Objective:
Search the material below for the word "percent". Copy every line that has it.

(Extracted data entries)
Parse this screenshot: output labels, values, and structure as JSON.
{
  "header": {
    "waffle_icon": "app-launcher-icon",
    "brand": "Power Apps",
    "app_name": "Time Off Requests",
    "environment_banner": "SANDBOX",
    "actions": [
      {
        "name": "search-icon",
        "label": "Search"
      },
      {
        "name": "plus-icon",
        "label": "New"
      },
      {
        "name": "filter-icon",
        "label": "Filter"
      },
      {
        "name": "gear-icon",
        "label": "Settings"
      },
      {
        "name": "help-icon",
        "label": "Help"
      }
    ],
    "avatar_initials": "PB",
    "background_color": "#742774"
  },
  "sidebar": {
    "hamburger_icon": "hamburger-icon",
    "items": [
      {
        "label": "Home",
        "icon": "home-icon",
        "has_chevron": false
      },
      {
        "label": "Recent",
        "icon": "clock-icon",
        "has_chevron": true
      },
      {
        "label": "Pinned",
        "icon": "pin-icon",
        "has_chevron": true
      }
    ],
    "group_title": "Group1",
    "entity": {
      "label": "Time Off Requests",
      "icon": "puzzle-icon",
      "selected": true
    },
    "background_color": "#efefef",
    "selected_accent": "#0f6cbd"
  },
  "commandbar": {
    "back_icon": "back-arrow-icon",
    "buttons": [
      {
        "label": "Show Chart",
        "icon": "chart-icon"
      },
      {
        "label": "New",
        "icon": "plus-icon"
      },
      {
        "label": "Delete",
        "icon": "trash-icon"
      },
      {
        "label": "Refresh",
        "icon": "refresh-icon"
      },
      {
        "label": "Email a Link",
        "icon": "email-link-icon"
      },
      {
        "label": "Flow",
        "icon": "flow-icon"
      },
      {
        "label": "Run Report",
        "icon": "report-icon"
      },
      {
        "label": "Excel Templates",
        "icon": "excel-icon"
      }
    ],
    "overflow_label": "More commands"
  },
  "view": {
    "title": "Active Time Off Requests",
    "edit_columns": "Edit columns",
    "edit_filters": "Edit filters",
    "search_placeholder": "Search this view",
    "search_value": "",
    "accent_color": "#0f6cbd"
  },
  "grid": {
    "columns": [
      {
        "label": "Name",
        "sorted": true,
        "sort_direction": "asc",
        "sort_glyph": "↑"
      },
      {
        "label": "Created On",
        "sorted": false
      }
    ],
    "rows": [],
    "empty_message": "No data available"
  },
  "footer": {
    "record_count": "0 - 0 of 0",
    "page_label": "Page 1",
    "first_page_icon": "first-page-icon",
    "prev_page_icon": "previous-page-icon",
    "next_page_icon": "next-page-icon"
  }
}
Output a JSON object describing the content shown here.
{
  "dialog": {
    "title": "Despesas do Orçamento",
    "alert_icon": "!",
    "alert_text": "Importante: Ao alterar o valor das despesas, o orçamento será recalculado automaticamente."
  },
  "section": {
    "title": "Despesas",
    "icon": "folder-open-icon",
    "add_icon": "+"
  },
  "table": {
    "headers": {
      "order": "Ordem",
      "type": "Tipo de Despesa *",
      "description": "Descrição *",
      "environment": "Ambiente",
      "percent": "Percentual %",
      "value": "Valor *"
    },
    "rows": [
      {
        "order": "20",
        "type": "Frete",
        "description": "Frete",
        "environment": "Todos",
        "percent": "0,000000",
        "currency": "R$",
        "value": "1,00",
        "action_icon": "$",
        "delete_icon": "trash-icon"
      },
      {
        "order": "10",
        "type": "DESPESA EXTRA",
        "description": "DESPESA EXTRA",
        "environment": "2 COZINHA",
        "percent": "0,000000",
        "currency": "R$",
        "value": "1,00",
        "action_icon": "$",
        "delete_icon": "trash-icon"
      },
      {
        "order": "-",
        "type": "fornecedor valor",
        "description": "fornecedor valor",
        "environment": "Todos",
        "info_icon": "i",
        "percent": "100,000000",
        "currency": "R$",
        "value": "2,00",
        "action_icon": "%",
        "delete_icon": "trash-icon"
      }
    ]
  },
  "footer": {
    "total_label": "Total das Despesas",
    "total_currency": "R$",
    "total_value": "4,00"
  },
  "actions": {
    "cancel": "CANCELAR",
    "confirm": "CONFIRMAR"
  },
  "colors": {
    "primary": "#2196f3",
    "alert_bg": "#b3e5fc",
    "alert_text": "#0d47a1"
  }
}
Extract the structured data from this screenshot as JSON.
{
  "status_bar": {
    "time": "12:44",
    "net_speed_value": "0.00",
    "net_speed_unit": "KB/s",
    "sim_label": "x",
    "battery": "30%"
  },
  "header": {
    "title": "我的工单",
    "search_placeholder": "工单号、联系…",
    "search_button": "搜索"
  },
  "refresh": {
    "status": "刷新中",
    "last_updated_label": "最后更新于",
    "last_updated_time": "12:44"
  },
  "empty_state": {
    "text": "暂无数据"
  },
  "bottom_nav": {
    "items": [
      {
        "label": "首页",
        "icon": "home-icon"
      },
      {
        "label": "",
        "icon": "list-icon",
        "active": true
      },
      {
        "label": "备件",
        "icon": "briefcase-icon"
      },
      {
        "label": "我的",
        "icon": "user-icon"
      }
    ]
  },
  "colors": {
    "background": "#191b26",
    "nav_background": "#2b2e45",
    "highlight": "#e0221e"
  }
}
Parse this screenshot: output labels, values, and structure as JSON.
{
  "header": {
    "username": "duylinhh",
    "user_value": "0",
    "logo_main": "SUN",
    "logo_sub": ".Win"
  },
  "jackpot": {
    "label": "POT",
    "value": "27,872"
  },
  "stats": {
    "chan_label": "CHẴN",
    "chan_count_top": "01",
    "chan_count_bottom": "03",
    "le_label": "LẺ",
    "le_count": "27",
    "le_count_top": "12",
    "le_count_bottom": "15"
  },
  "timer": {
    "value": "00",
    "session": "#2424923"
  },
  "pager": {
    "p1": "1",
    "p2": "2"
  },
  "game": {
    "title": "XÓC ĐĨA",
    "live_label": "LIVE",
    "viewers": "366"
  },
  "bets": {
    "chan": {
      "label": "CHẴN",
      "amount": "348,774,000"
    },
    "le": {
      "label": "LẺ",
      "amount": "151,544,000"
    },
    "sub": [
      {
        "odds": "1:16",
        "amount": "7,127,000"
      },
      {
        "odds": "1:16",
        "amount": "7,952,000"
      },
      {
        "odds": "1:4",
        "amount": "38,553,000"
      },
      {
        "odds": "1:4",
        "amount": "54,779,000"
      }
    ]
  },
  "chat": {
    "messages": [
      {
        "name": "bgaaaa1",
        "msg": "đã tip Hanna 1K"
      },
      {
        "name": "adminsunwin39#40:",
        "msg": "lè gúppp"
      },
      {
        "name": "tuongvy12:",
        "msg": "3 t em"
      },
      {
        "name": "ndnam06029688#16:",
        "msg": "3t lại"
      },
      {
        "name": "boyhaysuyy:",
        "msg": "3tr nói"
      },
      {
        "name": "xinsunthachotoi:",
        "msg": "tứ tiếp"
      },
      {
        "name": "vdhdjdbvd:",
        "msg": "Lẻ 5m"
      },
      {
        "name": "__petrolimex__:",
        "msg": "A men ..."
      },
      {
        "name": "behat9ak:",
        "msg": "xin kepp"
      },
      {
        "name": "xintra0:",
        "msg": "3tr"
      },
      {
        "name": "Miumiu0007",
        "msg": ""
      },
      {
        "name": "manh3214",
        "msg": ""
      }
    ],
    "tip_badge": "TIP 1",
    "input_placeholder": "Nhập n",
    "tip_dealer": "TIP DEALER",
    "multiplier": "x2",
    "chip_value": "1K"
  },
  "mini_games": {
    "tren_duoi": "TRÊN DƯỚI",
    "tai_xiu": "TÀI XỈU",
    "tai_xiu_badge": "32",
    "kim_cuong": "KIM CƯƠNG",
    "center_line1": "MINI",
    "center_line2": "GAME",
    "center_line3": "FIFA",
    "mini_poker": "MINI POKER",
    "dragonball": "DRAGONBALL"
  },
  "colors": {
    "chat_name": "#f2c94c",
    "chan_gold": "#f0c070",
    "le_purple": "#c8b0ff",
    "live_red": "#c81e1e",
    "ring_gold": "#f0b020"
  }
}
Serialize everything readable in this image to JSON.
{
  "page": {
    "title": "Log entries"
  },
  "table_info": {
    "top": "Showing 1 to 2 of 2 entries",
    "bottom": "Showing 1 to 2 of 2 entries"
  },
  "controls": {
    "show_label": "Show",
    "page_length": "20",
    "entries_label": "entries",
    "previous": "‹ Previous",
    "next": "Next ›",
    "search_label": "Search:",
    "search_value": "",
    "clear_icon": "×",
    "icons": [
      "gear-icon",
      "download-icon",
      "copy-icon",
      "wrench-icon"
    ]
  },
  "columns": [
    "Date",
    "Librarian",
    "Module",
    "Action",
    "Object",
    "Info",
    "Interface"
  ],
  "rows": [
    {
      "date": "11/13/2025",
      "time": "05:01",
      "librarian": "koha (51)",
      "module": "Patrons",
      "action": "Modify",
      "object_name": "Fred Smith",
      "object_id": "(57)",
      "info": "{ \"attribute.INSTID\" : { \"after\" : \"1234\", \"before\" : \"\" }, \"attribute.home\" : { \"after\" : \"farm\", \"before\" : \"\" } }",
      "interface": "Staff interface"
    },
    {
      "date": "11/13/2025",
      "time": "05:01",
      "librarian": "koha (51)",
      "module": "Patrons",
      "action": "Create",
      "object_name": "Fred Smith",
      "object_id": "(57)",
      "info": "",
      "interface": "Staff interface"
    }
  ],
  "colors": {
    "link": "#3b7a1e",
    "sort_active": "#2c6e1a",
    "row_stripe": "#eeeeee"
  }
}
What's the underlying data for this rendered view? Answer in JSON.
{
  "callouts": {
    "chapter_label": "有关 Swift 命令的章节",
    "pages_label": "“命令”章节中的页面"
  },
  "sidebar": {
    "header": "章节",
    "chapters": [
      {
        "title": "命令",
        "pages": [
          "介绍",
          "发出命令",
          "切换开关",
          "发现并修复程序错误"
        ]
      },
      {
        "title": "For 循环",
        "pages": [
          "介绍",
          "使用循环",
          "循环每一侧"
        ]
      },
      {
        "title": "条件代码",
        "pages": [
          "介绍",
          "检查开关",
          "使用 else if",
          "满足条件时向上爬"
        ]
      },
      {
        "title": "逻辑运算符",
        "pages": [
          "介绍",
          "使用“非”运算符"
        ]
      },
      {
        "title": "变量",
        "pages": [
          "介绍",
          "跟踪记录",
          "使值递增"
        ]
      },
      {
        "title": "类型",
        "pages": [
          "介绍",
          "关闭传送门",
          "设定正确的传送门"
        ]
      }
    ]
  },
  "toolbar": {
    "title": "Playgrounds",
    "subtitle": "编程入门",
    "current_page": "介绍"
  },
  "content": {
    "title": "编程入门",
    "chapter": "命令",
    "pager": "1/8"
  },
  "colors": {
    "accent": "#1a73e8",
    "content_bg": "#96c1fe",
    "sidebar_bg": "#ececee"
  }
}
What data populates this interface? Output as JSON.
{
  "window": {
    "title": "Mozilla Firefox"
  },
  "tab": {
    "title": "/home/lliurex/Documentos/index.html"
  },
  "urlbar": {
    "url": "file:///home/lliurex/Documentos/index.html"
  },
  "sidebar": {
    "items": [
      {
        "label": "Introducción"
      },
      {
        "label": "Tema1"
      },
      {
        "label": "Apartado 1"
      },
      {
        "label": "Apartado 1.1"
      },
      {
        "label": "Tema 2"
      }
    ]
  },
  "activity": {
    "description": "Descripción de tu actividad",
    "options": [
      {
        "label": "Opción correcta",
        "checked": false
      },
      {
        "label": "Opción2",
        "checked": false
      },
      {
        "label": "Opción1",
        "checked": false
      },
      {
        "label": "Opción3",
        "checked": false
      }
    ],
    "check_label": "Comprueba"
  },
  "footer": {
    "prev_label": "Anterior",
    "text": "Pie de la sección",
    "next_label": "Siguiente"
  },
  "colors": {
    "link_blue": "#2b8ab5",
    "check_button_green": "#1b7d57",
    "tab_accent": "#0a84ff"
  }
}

Solution for this task:
      "percent": "Percentual %",
        "percent": "0,000000",
        "percent": "0,000000",
        "percent": "100,000000",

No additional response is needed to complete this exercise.